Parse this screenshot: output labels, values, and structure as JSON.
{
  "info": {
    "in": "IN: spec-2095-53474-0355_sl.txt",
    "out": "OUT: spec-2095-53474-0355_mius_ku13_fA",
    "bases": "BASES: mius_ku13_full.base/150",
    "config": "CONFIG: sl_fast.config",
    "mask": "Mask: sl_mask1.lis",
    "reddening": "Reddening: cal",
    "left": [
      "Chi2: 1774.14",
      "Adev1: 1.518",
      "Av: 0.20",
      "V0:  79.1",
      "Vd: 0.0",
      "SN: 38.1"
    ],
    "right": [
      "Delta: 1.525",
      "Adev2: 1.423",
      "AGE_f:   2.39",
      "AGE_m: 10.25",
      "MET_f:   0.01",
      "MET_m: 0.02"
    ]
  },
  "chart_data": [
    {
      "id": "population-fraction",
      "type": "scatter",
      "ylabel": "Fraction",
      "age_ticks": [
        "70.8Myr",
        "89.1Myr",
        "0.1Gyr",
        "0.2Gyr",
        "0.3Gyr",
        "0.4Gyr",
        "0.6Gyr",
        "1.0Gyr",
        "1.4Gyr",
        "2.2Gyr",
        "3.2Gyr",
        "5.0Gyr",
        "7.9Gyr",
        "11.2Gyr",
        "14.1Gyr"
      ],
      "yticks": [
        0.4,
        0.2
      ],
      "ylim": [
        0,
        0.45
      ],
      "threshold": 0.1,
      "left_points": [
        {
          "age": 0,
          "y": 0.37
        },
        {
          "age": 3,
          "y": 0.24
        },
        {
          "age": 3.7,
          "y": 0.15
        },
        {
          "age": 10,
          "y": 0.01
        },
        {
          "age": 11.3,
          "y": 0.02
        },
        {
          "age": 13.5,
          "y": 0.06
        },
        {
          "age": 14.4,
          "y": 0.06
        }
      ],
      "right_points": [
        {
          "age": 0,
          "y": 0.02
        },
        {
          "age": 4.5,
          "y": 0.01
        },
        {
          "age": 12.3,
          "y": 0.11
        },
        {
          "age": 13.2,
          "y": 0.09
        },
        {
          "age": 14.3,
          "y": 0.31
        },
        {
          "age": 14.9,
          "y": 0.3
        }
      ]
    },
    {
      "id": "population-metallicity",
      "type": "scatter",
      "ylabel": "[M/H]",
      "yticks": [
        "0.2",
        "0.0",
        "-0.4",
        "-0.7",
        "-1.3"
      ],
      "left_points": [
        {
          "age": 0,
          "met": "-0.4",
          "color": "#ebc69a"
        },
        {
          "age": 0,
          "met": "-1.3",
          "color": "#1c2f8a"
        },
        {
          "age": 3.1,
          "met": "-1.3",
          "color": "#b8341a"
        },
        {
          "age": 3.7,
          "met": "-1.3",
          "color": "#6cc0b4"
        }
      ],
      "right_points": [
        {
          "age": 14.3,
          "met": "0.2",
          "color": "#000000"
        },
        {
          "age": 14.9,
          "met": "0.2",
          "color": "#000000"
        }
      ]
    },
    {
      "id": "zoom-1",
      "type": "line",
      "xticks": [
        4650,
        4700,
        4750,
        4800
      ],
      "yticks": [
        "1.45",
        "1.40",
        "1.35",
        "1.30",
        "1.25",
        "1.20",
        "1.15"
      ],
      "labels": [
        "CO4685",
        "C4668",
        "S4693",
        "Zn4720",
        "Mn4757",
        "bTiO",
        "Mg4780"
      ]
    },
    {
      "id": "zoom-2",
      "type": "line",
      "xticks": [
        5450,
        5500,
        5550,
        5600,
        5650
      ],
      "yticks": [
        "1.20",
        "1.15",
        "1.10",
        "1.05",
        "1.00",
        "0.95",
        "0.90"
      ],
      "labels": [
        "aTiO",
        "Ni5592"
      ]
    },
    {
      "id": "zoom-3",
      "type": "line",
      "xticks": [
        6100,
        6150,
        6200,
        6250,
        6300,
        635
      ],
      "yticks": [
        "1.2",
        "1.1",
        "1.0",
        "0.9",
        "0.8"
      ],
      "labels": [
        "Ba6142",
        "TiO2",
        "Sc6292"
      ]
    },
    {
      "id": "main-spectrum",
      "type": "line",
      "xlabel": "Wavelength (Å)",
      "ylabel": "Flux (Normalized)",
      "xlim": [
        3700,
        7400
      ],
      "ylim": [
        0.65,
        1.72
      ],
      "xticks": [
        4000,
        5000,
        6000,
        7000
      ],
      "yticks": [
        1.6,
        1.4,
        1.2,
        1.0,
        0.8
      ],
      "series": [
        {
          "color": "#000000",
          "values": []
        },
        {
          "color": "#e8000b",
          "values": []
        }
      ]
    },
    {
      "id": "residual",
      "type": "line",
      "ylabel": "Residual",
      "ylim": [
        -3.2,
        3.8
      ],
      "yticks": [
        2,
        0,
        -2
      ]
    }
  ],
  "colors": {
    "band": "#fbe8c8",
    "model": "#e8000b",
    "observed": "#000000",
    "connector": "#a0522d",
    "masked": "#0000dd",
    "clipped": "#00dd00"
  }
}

# What you have to do:
Provide all the records again, word for word.

# Response below:
Parse this screenshot: output labels, values, and structure as JSON.
{
  "info": {
    "in": "IN: spec-2095-53474-0355_sl.txt",
    "out": "OUT: spec-2095-53474-0355_mius_ku13_fA",
    "bases": "BASES: mius_ku13_full.base/150",
    "config": "CONFIG: sl_fast.config",
    "mask": "Mask: sl_mask1.lis",
    "reddening": "Reddening: cal",
    "left": [
      "Chi2: 1774.14",
      "Adev1: 1.518",
      "Av: 0.20",
      "V0:  79.1",
      "Vd: 0.0",
      "SN: 38.1"
    ],
    "right": [
      "Delta: 1.525",
      "Adev2: 1.423",
      "AGE_f:   2.39",
      "AGE_m: 10.25",
      "MET_f:   0.01",
      "MET_m: 0.02"
    ]
  },
  "chart_data": [
    {
      "id": "population-fraction",
      "type": "scatter",
      "ylabel": "Fraction",
      "age_ticks": [
        "70.8Myr",
        "89.1Myr",
        "0.1Gyr",
        "0.2Gyr",
        "0.3Gyr",
        "0.4Gyr",
        "0.6Gyr",
        "1.0Gyr",
        "1.4Gyr",
        "2.2Gyr",
        "3.2Gyr",
        "5.0Gyr",
        "7.9Gyr",
        "11.2Gyr",
        "14.1Gyr"
      ],
      "yticks": [
        0.4,
        0.2
      ],
      "ylim": [
        0,
        0.45
      ],
      "threshold": 0.1,
      "left_points": [
        {
          "age": 0,
          "y": 0.37
        },
        {
          "age": 3,
          "y": 0.24
        },
        {
          "age": 3.7,
          "y": 0.15
        },
        {
          "age": 10,
          "y": 0.01
        },
        {
          "age": 11.3,
          "y": 0.02
        },
        {
          "age": 13.5,
          "y": 0.06
        },
        {
          "age": 14.4,
          "y": 0.06
        }
      ],
      "right_points": [
        {
          "age": 0,
          "y": 0.02
        },
        {
          "age": 4.5,
          "y": 0.01
        },
        {
          "age": 12.3,
          "y": 0.11
        },
        {
          "age": 13.2,
          "y": 0.09
        },
        {
          "age": 14.3,
          "y": 0.31
        },
        {
          "age": 14.9,
          "y": 0.3
        }
      ]
    },
    {
      "id": "population-metallicity",
      "type": "scatter",
      "ylabel": "[M/H]",
      "yticks": [
        "0.2",
        "0.0",
        "-0.4",
        "-0.7",
        "-1.3"
      ],
      "left_points": [
        {
          "age": 0,
          "met": "-0.4",
          "color": "#ebc69a"
        },
        {
          "age": 0,
          "met": "-1.3",
          "color": "#1c2f8a"
        },
        {
          "age": 3.1,
          "met": "-1.3",
          "color": "#b8341a"
        },
        {
          "age": 3.7,
          "met": "-1.3",
          "color": "#6cc0b4"
        }
      ],
      "right_points": [
        {
          "age": 14.3,
          "met": "0.2",
          "color": "#000000"
        },
        {
          "age": 14.9,
          "met": "0.2",
          "color": "#000000"
        }
      ]
    },
    {
      "id": "zoom-1",
      "type": "line",
      "xticks": [
        4650,
        4700,
        4750,
        4800
      ],
      "yticks": [
        "1.45",
        "1.40",
        "1.35",
        "1.30",
        "1.25",
        "1.20",
        "1.15"
      ],
      "labels": [
        "CO4685",
        "C4668",
        "S4693",
        "Zn4720",
        "Mn4757",
        "bTiO",
        "Mg4780"
      ]
    },
    {
      "id": "zoom-2",
      "type": "line",
      "xticks": [
        5450,
        5500,
        5550,
        5600,
        5650
      ],
      "yticks": [
        "1.20",
        "1.15",
        "1.10",
        "1.05",
        "1.00",
        "0.95",
        "0.90"
      ],
      "labels": [
        "aTiO",
        "Ni5592"
      ]
    },
    {
      "id": "zoom-3",
      "type": "line",
      "xticks": [
        6100,
        6150,
        6200,
        6250,
        6300,
        635
      ],
      "yticks": [
        "1.2",
        "1.1",
        "1.0",
        "0.9",
        "0.8"
      ],
      "labels": [
        "Ba6142",
        "TiO2",
        "Sc6292"
      ]
    },
    {
      "id": "main-spectrum",
      "type": "line",
      "xlabel": "Wavelength (Å)",
      "ylabel": "Flux (Normalized)",
      "xlim": [
        3700,
        7400
      ],
      "ylim": [
        0.65,
        1.72
      ],
      "xticks": [
        4000,
        5000,
        6000,
        7000
      ],
      "yticks": [
        1.6,
        1.4,
        1.2,
        1.0,
        0.8
      ],
      "series": [
        {
          "color": "#000000",
          "values": []
        },
        {
          "color": "#e8000b",
          "values": []
        }
      ]
    },
    {
      "id": "residual",
      "type": "line",
      "ylabel": "Residual",
      "ylim": [
        -3.2,
        3.8
      ],
      "yticks": [
        2,
        0,
        -2
      ]
    }
  ],
  "colors": {
    "band": "#fbe8c8",
    "model": "#e8000b",
    "observed": "#000000",
    "connector": "#a0522d",
    "masked": "#0000dd",
    "clipped": "#00dd00"
  }
}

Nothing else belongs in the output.